■ Aim of the exercise ■
Show every line of the records below that contains the word "image".

■ Record list ■
------------------------------
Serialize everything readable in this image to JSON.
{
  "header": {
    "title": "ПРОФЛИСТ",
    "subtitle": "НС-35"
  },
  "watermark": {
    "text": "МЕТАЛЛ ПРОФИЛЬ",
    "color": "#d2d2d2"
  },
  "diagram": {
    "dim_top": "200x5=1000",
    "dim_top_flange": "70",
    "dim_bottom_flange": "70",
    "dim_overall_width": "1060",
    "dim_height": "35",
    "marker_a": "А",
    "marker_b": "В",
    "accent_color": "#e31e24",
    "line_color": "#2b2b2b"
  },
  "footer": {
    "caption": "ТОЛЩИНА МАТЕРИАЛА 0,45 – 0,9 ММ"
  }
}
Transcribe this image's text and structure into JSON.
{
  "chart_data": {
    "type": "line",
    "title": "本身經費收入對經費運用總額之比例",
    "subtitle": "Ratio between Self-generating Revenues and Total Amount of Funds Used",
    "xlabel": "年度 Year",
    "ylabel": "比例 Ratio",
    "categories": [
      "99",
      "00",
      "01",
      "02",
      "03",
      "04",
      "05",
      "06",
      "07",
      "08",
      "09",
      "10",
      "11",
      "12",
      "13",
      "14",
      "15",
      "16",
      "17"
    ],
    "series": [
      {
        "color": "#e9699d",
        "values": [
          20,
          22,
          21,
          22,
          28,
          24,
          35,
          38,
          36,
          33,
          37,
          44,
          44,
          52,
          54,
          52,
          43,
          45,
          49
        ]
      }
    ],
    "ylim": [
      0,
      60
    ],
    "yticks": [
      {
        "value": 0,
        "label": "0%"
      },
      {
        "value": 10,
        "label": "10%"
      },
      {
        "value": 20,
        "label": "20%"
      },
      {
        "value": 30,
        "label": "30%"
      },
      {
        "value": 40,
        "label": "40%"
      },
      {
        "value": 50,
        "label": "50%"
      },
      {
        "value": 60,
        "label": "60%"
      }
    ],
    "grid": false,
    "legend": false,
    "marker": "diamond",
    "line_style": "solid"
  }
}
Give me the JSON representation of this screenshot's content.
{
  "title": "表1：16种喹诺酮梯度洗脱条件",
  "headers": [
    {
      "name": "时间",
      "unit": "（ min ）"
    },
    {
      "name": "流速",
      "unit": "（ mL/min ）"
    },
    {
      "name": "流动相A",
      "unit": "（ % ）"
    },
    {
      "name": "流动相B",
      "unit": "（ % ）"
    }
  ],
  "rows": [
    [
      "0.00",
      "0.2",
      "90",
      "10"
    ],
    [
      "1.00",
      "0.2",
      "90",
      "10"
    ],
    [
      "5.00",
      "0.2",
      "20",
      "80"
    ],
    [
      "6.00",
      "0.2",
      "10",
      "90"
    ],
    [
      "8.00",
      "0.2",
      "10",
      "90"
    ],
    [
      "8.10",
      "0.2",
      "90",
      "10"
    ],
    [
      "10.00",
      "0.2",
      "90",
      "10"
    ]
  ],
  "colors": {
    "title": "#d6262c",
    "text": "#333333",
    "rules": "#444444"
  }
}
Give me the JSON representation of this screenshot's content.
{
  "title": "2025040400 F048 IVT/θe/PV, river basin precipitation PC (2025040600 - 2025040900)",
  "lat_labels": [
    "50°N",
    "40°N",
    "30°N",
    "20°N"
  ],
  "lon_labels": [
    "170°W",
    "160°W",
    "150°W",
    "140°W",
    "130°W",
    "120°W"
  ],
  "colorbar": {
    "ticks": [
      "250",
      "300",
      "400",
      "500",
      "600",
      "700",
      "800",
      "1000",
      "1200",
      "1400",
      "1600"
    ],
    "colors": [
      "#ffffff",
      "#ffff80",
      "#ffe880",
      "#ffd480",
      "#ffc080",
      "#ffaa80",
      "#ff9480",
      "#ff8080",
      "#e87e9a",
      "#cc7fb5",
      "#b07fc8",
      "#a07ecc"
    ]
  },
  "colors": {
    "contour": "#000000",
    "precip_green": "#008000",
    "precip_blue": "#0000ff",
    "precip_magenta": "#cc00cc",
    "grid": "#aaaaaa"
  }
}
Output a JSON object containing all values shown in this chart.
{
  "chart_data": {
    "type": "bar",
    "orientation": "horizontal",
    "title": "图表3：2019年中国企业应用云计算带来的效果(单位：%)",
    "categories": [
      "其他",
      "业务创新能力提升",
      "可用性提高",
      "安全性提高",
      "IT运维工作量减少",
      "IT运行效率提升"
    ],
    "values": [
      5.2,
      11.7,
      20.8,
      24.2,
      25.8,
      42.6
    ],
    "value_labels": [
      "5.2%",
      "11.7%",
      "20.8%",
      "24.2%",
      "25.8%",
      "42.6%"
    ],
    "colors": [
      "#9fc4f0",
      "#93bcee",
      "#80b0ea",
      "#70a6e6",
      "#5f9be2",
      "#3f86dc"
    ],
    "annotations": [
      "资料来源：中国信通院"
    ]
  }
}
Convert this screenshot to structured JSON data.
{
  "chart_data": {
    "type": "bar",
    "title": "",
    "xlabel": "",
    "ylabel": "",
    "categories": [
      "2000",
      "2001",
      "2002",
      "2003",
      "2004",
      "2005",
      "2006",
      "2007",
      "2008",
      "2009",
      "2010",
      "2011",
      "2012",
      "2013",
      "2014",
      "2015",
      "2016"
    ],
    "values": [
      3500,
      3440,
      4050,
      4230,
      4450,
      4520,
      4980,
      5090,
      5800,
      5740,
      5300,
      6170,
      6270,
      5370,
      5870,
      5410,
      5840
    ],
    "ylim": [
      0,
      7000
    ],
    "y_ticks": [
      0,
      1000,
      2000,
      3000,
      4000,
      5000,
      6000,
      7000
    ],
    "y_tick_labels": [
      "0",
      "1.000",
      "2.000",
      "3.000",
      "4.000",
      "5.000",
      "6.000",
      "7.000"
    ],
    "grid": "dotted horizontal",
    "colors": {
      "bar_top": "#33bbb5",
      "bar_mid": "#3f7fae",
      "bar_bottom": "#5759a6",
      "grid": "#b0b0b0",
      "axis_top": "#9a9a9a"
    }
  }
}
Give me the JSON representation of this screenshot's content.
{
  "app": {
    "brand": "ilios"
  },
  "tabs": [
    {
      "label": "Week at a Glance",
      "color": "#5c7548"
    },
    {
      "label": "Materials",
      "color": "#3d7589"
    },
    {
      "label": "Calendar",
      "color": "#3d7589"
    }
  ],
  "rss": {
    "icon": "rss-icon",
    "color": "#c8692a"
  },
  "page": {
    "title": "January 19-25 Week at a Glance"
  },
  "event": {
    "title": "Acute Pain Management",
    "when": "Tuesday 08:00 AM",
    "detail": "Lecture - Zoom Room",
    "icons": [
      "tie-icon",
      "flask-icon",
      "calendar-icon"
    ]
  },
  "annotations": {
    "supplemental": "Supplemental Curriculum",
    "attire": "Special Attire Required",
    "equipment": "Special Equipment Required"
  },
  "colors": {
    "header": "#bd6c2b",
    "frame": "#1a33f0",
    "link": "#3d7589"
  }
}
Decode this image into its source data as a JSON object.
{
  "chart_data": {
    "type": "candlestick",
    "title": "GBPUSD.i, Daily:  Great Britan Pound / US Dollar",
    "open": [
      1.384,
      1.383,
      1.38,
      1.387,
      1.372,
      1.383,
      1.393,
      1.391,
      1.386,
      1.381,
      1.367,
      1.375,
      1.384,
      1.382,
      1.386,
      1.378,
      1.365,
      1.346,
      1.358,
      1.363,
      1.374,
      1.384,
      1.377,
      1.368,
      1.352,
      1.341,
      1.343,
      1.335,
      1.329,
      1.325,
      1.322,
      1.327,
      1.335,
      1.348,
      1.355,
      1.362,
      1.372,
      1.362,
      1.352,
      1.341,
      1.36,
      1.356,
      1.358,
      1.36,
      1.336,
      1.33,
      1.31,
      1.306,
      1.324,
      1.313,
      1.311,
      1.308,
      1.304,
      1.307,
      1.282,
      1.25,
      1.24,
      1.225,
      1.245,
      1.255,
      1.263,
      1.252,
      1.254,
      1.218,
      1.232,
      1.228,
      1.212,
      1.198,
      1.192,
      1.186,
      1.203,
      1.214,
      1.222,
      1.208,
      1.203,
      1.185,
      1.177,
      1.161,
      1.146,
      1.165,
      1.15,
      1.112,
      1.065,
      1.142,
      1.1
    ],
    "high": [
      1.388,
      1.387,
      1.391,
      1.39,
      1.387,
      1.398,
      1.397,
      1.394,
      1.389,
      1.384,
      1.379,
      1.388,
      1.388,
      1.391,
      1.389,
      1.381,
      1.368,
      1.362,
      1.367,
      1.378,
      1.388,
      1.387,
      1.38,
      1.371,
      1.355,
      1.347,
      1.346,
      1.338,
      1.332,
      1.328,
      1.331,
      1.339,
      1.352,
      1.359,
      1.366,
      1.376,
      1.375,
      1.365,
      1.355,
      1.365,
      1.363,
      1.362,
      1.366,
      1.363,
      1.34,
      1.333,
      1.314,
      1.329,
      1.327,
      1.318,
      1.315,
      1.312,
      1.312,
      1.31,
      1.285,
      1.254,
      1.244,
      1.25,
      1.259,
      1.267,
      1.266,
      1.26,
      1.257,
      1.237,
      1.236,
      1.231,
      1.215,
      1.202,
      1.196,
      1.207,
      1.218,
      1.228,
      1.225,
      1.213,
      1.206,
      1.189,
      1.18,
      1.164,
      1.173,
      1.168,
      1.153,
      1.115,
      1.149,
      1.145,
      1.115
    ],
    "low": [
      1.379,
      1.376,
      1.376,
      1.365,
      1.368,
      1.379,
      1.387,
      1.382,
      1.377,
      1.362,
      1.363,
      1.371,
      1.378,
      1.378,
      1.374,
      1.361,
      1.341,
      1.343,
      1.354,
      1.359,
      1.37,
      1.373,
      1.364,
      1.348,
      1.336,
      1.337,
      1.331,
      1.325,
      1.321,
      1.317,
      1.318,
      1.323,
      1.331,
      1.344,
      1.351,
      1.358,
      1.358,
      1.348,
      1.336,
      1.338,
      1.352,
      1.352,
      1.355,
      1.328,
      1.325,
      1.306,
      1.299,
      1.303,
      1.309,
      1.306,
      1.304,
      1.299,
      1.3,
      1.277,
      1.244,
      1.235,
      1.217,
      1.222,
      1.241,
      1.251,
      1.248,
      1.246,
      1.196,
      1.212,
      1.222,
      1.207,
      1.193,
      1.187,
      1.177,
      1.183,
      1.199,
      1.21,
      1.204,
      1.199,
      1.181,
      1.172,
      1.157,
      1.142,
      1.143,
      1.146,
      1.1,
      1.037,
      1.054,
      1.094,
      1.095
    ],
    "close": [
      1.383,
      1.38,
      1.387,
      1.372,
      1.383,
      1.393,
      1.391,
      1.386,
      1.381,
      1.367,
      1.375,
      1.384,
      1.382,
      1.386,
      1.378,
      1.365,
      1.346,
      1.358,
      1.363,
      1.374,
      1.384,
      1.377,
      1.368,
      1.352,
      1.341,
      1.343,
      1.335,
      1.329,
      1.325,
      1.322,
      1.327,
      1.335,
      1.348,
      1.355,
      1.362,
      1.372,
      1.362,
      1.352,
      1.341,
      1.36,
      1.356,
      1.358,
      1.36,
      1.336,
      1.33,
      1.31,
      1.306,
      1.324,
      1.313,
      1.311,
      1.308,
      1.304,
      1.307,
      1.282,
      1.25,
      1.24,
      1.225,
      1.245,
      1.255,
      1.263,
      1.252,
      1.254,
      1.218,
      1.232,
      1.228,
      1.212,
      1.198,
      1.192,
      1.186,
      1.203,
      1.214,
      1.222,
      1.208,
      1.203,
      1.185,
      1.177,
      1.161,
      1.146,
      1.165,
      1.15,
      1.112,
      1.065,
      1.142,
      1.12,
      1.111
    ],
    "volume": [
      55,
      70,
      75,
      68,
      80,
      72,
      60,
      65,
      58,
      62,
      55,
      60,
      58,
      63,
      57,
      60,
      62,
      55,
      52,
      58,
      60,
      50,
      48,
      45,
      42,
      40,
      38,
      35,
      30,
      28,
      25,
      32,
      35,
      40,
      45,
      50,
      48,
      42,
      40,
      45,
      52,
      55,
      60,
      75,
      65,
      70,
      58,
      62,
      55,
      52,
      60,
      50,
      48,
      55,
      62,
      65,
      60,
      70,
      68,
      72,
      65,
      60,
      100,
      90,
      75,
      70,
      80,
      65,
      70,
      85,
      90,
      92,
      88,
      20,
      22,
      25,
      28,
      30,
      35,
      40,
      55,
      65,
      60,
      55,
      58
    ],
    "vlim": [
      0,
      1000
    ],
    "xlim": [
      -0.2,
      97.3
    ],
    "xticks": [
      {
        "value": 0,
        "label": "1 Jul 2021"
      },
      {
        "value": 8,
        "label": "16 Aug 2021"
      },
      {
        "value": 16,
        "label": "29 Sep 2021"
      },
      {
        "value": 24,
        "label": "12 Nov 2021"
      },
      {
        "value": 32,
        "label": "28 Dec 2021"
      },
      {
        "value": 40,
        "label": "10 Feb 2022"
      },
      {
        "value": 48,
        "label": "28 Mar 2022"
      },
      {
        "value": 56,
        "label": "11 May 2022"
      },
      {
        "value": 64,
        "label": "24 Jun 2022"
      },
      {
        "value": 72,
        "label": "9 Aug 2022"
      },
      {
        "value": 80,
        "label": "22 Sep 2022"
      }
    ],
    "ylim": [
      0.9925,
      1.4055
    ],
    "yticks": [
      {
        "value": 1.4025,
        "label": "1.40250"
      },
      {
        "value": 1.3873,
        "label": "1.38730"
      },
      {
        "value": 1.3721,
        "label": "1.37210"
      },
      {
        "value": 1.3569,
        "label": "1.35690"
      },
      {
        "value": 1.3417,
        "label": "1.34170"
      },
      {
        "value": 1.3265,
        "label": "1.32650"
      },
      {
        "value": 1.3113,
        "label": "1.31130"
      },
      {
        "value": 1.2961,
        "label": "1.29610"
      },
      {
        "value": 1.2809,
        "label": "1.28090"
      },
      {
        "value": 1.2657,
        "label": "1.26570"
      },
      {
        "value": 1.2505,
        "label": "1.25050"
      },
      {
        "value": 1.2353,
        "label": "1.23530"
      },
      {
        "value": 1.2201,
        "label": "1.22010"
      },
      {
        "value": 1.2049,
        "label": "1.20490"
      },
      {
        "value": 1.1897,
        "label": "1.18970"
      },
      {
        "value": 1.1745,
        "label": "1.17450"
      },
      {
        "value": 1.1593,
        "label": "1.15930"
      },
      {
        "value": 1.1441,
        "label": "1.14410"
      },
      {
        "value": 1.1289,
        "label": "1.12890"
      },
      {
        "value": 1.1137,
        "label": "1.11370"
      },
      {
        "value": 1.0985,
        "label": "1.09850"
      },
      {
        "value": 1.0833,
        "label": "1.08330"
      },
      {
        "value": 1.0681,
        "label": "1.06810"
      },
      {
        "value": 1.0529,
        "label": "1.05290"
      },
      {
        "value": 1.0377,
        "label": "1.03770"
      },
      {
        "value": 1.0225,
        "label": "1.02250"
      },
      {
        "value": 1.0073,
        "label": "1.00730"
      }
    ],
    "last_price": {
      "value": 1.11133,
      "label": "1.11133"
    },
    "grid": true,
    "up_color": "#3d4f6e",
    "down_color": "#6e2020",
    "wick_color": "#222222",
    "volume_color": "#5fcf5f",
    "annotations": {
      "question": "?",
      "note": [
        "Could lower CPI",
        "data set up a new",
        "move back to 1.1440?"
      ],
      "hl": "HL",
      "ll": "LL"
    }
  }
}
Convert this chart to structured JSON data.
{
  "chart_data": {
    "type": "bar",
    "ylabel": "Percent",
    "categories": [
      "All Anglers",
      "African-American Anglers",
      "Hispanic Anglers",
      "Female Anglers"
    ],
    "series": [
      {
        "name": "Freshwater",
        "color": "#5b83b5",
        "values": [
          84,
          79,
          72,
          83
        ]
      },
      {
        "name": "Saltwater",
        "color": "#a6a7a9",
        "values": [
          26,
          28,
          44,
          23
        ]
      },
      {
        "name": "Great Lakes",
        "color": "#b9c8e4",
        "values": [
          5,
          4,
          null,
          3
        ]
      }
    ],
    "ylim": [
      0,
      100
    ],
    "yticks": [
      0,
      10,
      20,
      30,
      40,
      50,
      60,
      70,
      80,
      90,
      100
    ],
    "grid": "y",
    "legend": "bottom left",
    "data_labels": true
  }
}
------------------------------
■ Solved exercise ■
Serialize everything readable in this image to JSON.
Transcribe this image's text and structure into JSON.
Decode this image into its source data as a JSON object.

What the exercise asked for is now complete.